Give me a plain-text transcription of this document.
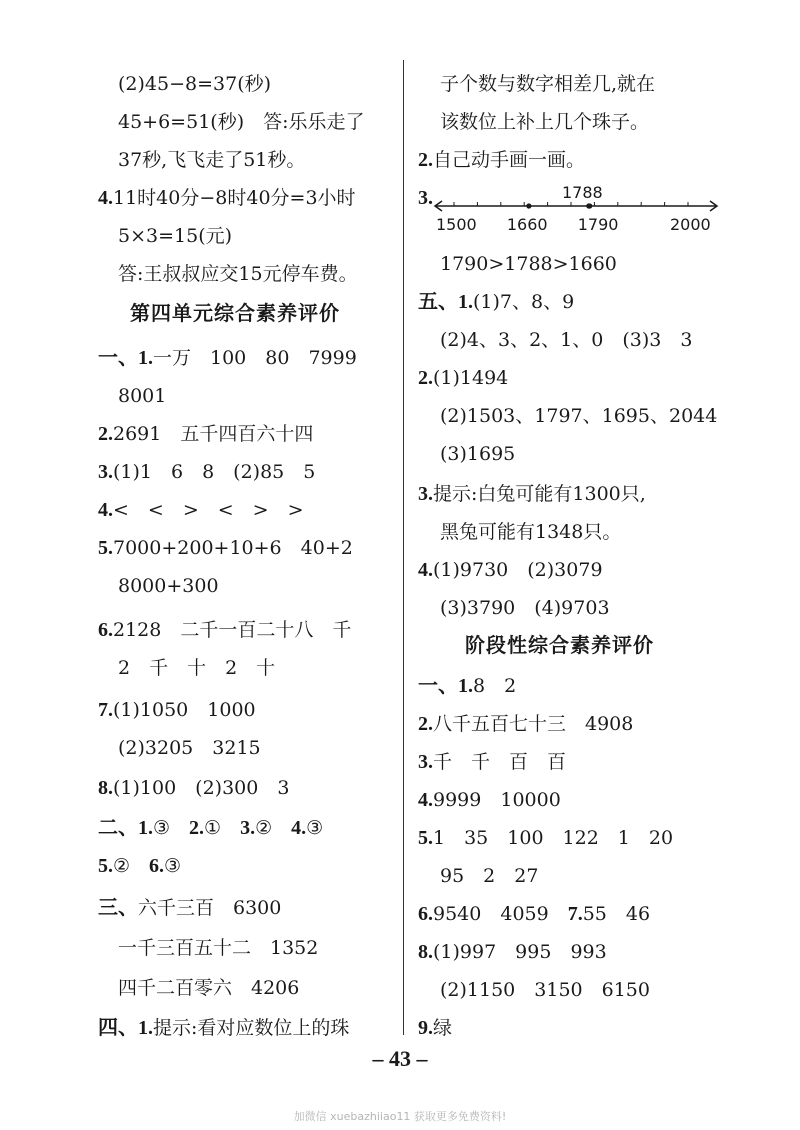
(2)45−8=37(秒)
45+6=51(秒)　答:乐乐走了
37秒,飞飞走了51秒。
4.11时40分−8时40分=3小时
5×3=15(元)
答:王叔叔应交15元停车费。
第四单元综合素养评价
一、1.一万　100　80　7999
8001
2.2691　五千四百六十四
3.(1)1　6　8　(2)85　5
4.<　<　>　<　>　>
5.7000+200+10+6　40+2
8000+300
6.2128　二千一百二十八　千
2　千　十　2　十
7.(1)1050　1000
(2)3205　3215
8.(1)100　(2)300　3
二、1.③　2.①　3.②　4.③
5.②　6.③
三、六千三百　6300
一千三百五十二　1352
四千二百零六　4206
四、1.提示:看对应数位上的珠
子个数与数字相差几,就在
该数位上补上几个珠子。
2.自己动手画一画。
3.	1788
1500 1660 1790	2000
1790>1788>1660
五、1.(1)7、8、9
(2)4、3、2、1、0　(3)3　3
2.(1)1494
(2)1503、1797、1695、2044
(3)1695
3.提示:白兔可能有1300只,
黑兔可能有1348只。
4.(1)9730　(2)3079
(3)3790　(4)9703
阶段性综合素养评价
一、1.8　2
2.八千五百七十三　4908
3.千　千　百　百
4.9999　10000
5.1　35　100　122　1　20
95　2　27
6.9540　4059　7.55　46
8.(1)997　995　993
(2)1150　3150　6150
9.绿
– 43 –
加微信 xuebazhiiao11 获取更多免费资料!
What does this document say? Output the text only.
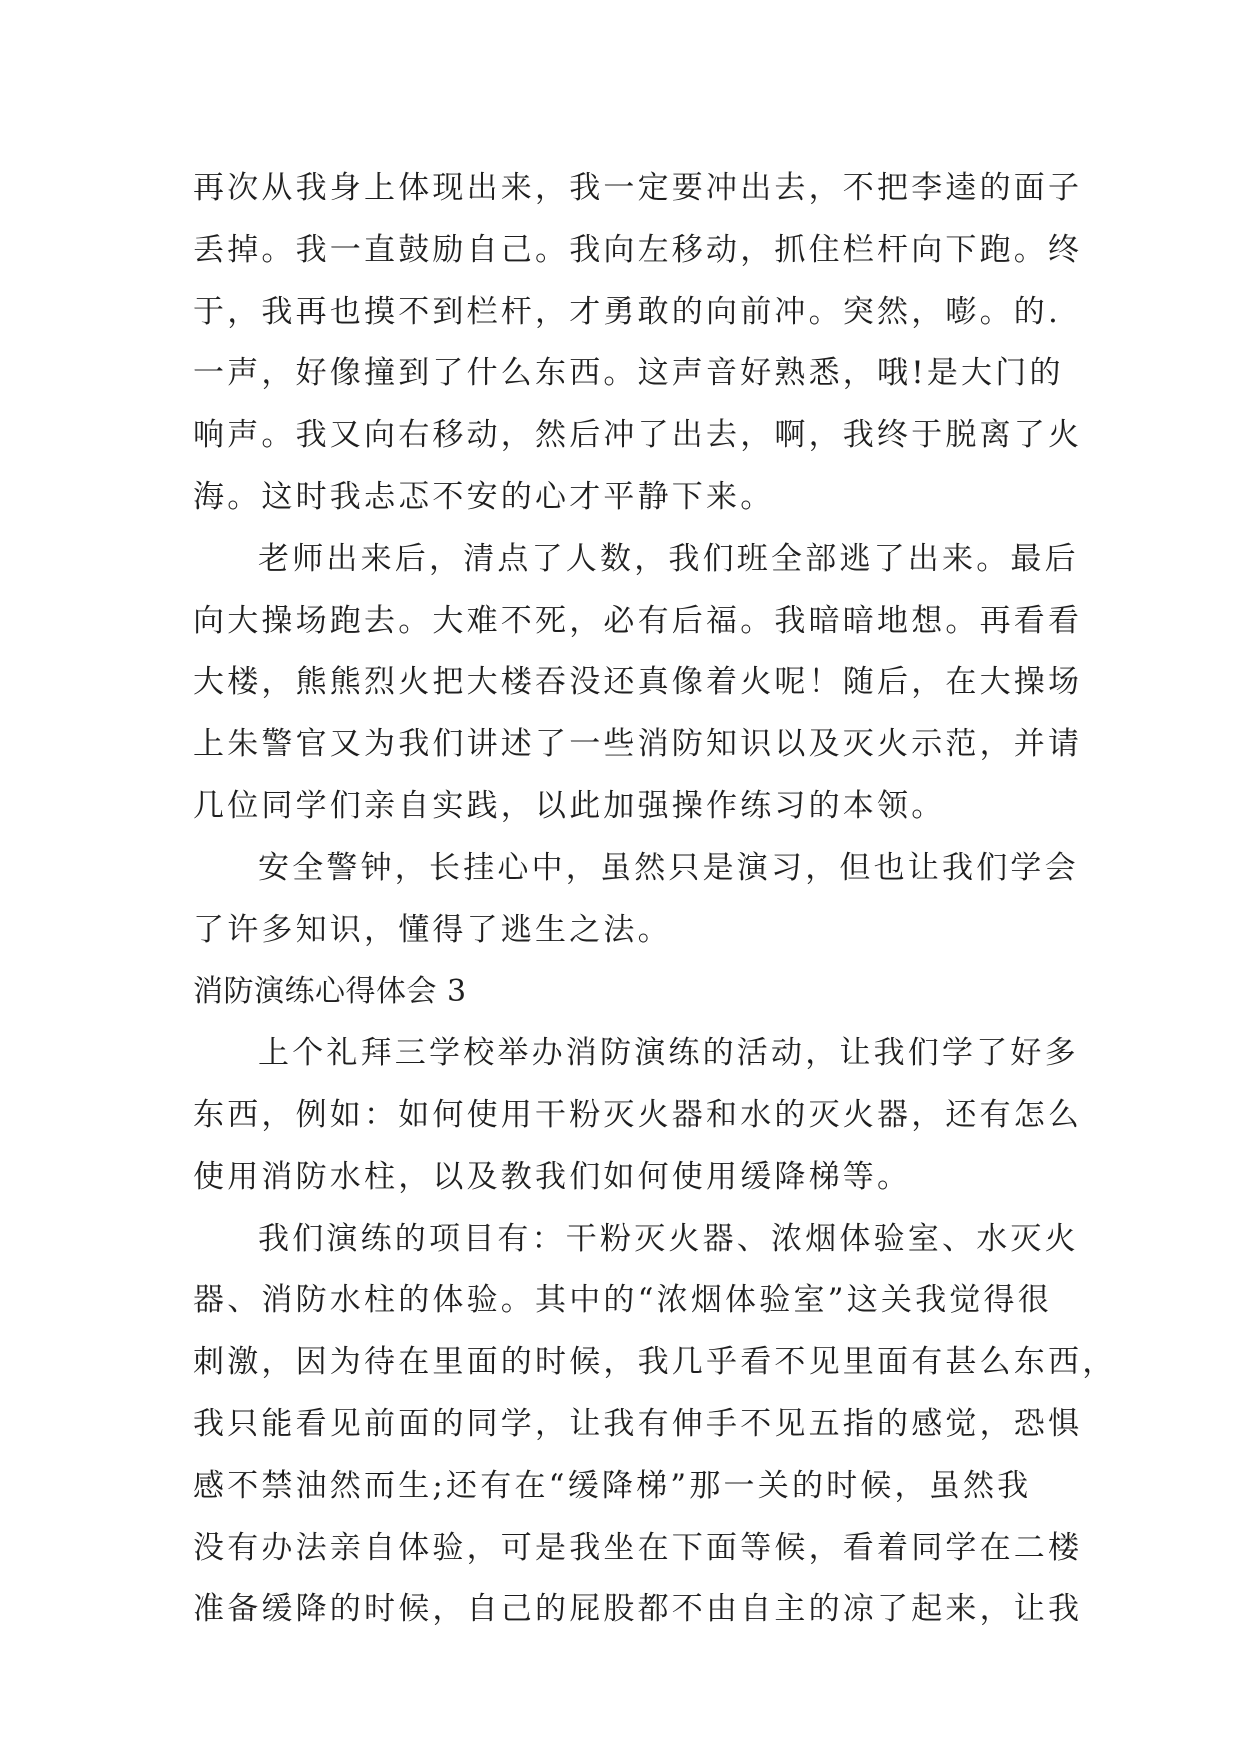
再次从我身上体现出来，我一定要冲出去，不把李逵的面子
丢掉。我一直鼓励自己。我向左移动，抓住栏杆向下跑。终
于，我再也摸不到栏杆，才勇敢的向前冲。突然，嘭。的.
一声，好像撞到了什么东西。这声音好熟悉，哦!是大门的
响声。我又向右移动，然后冲了出去，啊，我终于脱离了火
海。这时我忐忑不安的心才平静下来。
老师出来后，清点了人数，我们班全部逃了出来。最后
向大操场跑去。大难不死，必有后福。我暗暗地想。再看看
大楼，熊熊烈火把大楼吞没还真像着火呢！随后，在大操场
上朱警官又为我们讲述了一些消防知识以及灭火示范，并请
几位同学们亲自实践，以此加强操作练习的本领。
安全警钟，长挂心中，虽然只是演习，但也让我们学会
了许多知识，懂得了逃生之法。
消防演练心得体会 3
上个礼拜三学校举办消防演练的活动，让我们学了好多
东西，例如：如何使用干粉灭火器和水的灭火器，还有怎么
使用消防水柱，以及教我们如何使用缓降梯等。
我们演练的项目有：干粉灭火器、浓烟体验室、水灭火
器、消防水柱的体验。其中的“浓烟体验室”这关我觉得很
刺激，因为待在里面的时候，我几乎看不见里面有甚么东西，
我只能看见前面的同学，让我有伸手不见五指的感觉，恐惧
感不禁油然而生;还有在“缓降梯”那一关的时候，虽然我
没有办法亲自体验，可是我坐在下面等候，看着同学在二楼
准备缓降的时候，自己的屁股都不由自主的凉了起来，让我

......

- [What is asked]: Show each line holding the word "document".

- [Exercise result]:
Give me a plain-text transcription of this document.
What does this document say? Output the text only.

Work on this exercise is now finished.